# start of Data excerpts

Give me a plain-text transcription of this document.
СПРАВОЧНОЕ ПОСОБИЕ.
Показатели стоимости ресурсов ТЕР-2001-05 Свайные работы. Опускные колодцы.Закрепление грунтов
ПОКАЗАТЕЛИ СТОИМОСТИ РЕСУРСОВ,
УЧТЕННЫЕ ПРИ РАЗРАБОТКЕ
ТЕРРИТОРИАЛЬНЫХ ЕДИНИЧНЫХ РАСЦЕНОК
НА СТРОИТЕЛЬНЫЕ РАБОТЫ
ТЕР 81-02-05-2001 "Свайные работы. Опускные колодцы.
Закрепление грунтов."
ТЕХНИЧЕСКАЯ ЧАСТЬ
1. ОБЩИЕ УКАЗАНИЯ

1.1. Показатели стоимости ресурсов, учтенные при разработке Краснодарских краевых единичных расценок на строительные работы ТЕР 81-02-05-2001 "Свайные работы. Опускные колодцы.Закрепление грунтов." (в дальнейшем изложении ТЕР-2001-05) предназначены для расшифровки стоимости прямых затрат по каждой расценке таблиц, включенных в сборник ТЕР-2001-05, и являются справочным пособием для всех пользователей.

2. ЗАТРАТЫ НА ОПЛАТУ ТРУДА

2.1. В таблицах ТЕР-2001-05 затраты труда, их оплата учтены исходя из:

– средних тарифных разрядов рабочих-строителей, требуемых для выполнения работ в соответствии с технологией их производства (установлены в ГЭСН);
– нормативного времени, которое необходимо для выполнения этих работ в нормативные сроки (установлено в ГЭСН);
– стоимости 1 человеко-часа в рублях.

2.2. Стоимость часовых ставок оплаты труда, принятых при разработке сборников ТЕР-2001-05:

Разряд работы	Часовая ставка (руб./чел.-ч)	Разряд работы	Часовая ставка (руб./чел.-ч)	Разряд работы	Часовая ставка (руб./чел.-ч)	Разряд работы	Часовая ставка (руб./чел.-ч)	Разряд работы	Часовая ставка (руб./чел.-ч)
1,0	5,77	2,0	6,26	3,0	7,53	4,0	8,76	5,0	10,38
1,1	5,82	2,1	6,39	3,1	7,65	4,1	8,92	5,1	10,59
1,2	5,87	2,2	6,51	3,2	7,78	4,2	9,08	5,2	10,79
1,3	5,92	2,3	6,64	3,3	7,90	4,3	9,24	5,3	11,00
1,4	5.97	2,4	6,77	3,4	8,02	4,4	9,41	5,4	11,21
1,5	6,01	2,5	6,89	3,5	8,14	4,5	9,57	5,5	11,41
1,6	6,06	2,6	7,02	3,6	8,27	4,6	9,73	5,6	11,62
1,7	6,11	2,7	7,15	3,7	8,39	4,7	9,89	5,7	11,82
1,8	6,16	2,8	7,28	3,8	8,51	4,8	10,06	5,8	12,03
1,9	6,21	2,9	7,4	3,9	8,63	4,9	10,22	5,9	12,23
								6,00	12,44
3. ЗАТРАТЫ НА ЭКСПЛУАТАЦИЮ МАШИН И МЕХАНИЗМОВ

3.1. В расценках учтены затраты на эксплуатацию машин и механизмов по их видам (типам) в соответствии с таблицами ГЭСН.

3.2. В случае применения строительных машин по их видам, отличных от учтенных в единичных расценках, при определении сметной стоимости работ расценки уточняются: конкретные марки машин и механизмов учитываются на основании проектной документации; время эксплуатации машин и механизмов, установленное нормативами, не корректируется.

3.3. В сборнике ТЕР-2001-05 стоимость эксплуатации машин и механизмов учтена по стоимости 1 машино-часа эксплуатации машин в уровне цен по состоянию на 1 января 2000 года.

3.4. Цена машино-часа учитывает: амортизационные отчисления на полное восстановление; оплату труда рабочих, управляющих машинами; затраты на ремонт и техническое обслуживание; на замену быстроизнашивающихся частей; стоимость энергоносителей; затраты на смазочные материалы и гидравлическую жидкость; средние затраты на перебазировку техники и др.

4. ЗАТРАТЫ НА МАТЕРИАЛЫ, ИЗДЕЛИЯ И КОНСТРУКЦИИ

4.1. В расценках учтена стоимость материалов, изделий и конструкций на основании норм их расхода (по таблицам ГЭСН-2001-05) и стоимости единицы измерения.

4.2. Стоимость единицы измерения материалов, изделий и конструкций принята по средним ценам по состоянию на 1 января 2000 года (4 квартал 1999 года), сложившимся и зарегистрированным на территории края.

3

# end of Data excerpts
# start of Data excerpts

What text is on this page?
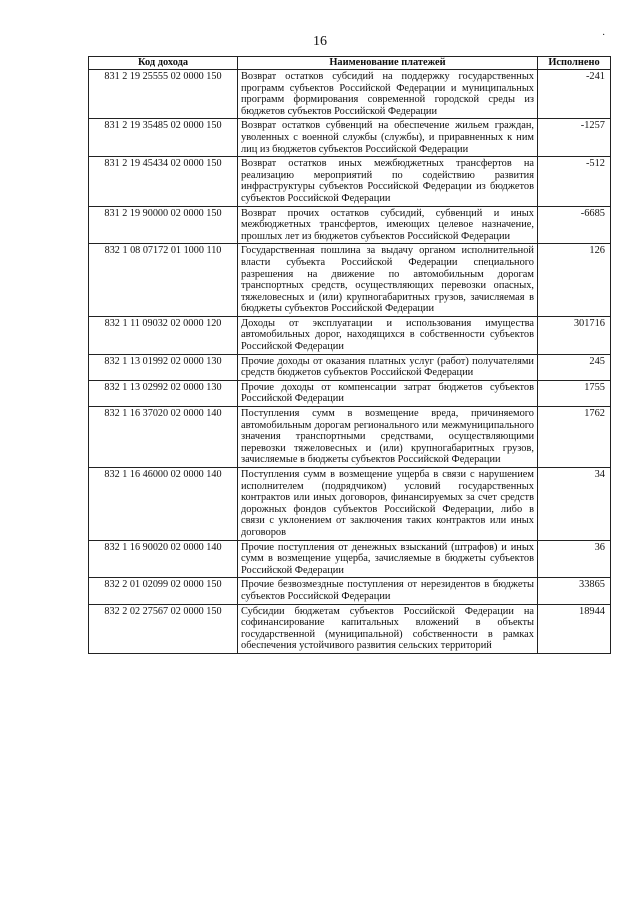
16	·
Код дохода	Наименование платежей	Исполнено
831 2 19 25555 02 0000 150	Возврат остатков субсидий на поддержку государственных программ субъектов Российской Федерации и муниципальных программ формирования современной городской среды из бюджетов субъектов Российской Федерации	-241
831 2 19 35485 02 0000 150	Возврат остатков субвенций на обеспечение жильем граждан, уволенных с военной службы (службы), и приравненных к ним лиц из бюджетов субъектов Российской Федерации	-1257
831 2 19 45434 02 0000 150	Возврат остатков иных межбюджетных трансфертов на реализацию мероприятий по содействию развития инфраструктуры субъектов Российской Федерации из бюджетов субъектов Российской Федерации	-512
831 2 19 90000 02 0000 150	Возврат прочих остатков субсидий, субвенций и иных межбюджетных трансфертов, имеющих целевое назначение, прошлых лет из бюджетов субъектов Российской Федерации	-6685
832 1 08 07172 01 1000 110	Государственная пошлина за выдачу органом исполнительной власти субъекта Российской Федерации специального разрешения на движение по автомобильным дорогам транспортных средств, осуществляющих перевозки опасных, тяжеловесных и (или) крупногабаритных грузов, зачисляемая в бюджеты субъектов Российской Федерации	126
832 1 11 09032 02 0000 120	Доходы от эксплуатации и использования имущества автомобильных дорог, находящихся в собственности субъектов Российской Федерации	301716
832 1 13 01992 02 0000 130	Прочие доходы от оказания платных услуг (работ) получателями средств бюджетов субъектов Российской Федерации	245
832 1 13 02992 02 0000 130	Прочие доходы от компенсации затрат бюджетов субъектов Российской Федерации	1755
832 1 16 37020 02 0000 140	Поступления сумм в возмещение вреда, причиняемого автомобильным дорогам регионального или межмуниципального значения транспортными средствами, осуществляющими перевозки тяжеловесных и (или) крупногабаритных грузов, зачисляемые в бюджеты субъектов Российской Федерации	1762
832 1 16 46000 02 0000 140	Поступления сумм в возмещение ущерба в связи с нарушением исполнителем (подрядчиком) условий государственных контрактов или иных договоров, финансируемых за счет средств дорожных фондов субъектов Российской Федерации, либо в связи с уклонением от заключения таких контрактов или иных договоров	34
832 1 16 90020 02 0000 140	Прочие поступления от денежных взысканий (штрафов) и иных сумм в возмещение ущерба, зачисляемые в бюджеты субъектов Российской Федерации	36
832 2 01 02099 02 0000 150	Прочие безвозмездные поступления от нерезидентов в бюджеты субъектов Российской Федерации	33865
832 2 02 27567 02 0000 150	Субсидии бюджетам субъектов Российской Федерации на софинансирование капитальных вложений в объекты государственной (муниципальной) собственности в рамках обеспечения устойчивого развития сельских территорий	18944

# end of Data excerpts
# start of Data excerpts

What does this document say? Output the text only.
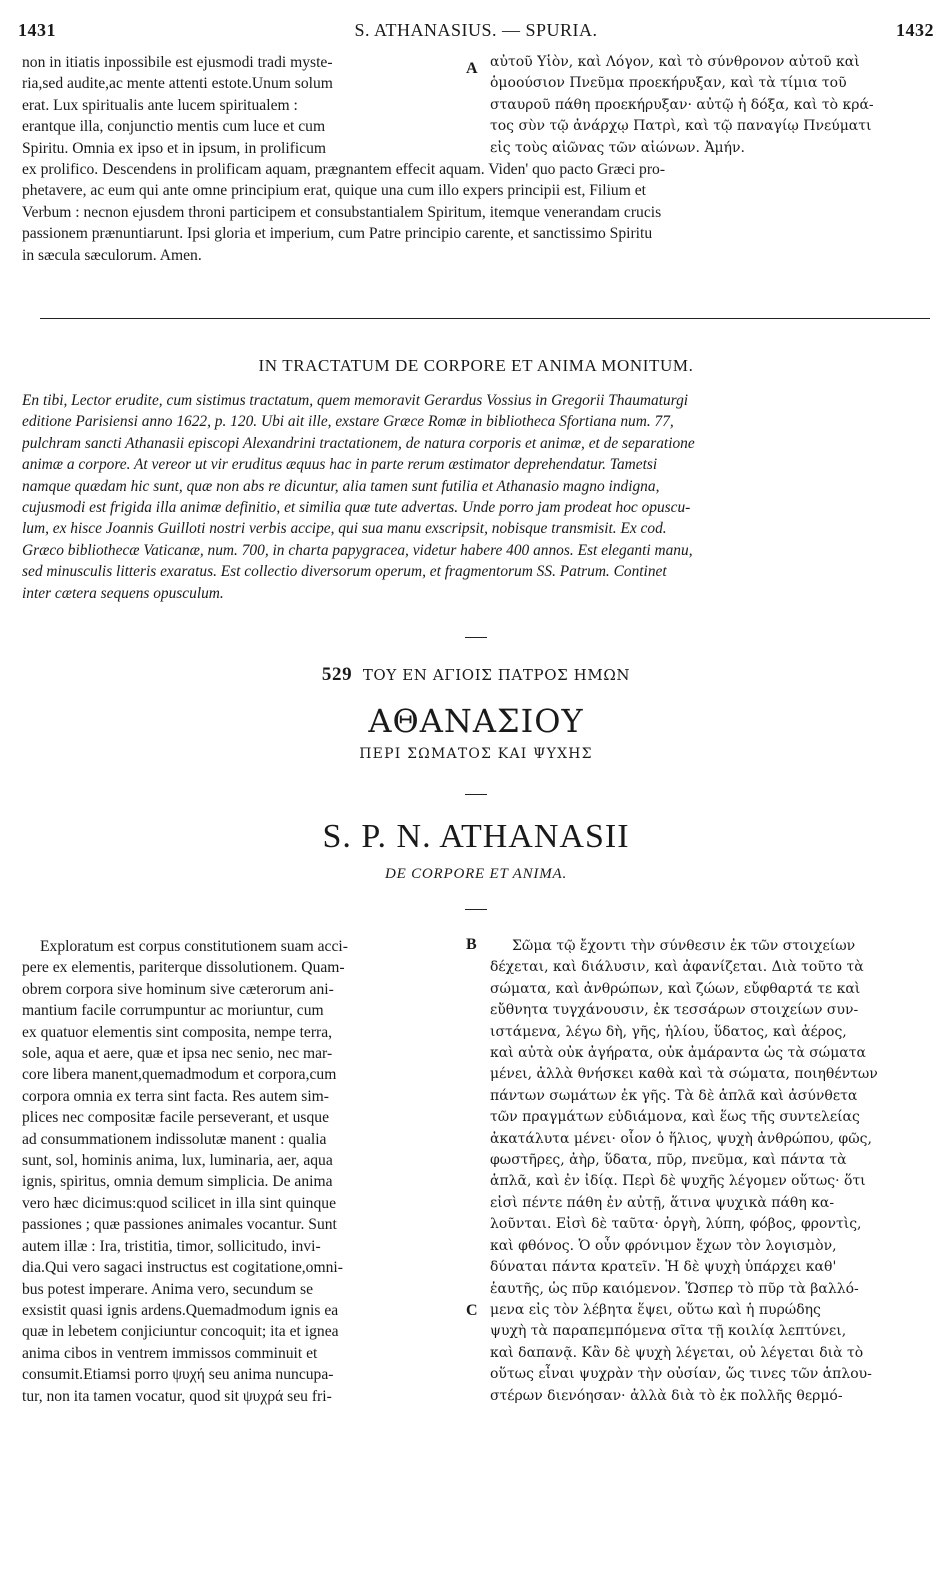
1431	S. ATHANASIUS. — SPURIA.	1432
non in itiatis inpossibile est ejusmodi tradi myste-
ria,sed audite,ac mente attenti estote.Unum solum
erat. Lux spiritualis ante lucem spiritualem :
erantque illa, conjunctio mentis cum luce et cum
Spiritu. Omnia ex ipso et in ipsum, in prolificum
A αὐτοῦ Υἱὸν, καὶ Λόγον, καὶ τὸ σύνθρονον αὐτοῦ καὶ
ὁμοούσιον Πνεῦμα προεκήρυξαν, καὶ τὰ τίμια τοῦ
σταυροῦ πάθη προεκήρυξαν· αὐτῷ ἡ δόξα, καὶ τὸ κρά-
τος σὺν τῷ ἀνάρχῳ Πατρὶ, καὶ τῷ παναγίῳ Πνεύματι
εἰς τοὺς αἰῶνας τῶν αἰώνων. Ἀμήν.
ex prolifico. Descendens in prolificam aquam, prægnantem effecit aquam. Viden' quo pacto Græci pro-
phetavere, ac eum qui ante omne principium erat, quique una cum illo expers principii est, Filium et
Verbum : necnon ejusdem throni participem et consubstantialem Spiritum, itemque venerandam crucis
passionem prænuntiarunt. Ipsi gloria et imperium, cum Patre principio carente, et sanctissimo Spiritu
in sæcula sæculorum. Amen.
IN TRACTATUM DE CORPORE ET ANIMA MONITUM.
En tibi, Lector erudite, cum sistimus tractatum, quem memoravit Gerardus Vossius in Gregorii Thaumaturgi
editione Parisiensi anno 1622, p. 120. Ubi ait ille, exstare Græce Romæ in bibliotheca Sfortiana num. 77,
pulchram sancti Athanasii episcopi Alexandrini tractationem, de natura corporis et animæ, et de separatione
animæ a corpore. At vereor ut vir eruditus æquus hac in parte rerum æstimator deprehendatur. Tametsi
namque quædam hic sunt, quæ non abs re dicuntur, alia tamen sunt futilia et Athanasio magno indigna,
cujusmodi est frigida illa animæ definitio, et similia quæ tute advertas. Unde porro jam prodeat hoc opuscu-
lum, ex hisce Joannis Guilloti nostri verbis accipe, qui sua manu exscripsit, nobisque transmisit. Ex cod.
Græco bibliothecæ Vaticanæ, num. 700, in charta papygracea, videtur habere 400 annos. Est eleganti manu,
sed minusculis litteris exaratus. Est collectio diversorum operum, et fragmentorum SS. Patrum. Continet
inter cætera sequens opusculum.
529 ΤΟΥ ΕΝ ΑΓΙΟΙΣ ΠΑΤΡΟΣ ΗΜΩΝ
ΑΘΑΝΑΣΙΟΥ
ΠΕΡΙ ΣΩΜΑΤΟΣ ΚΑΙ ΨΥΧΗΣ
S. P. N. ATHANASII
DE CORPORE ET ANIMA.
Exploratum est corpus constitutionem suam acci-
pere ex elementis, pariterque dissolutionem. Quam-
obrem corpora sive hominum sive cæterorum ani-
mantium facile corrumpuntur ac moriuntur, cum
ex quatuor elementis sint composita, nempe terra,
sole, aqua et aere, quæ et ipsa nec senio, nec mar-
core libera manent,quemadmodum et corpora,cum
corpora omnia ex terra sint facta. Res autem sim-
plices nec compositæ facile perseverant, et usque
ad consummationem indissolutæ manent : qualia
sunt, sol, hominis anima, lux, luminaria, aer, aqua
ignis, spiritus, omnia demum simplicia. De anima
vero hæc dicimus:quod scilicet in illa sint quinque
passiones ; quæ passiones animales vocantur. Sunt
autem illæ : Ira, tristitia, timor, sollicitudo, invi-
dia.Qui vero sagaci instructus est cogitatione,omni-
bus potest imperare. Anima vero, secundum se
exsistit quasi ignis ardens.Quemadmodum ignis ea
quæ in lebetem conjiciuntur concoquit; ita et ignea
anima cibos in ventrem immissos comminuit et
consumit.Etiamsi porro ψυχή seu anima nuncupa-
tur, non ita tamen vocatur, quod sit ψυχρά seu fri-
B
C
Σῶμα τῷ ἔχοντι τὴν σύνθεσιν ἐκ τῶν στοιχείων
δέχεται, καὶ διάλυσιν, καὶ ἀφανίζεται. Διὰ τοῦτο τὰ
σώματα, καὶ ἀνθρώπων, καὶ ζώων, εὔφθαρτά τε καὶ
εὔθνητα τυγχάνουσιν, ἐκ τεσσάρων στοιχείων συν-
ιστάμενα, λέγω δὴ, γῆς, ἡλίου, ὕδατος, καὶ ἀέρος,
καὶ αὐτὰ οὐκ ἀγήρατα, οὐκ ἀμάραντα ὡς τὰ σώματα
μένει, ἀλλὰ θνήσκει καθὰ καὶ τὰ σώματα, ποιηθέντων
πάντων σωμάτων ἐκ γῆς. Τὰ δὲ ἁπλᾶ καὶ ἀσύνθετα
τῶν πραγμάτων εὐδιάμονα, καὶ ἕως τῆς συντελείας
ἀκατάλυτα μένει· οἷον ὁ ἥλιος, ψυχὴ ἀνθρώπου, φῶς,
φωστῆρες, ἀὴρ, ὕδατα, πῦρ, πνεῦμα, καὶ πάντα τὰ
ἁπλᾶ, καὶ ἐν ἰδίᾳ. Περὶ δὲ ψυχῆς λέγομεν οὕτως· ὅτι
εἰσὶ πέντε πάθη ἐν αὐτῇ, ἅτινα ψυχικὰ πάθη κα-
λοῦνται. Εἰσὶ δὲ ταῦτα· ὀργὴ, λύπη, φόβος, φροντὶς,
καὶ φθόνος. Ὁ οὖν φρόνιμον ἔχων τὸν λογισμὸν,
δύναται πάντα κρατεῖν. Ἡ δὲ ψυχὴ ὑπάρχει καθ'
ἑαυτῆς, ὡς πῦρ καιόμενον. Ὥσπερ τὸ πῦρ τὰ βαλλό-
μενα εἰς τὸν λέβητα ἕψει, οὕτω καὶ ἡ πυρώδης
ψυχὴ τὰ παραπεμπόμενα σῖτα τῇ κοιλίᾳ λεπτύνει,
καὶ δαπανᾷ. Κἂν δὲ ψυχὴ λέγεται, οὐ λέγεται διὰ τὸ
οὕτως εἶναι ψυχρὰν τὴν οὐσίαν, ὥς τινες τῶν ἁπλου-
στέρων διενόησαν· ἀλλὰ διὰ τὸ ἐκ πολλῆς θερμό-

# end of Data excerpts

▸ **Set task**
Take every line above carrying "государственных" and return it.

▸ **Task result**
831 2 19 25555 02 0000 150	Возврат остатков субсидий на поддержку государственных программ субъектов Российской Федерации и муниципальных программ формирования современной городской среды из бюджетов субъектов Российской Федерации	-241
832 1 16 46000 02 0000 140	Поступления сумм в возмещение ущерба в связи с нарушением исполнителем (подрядчиком) условий государственных контрактов или иных договоров, финансируемых за счет средств дорожных фондов субъектов Российской Федерации, либо в связи с уклонением от заключения таких контрактов или иных договоров	34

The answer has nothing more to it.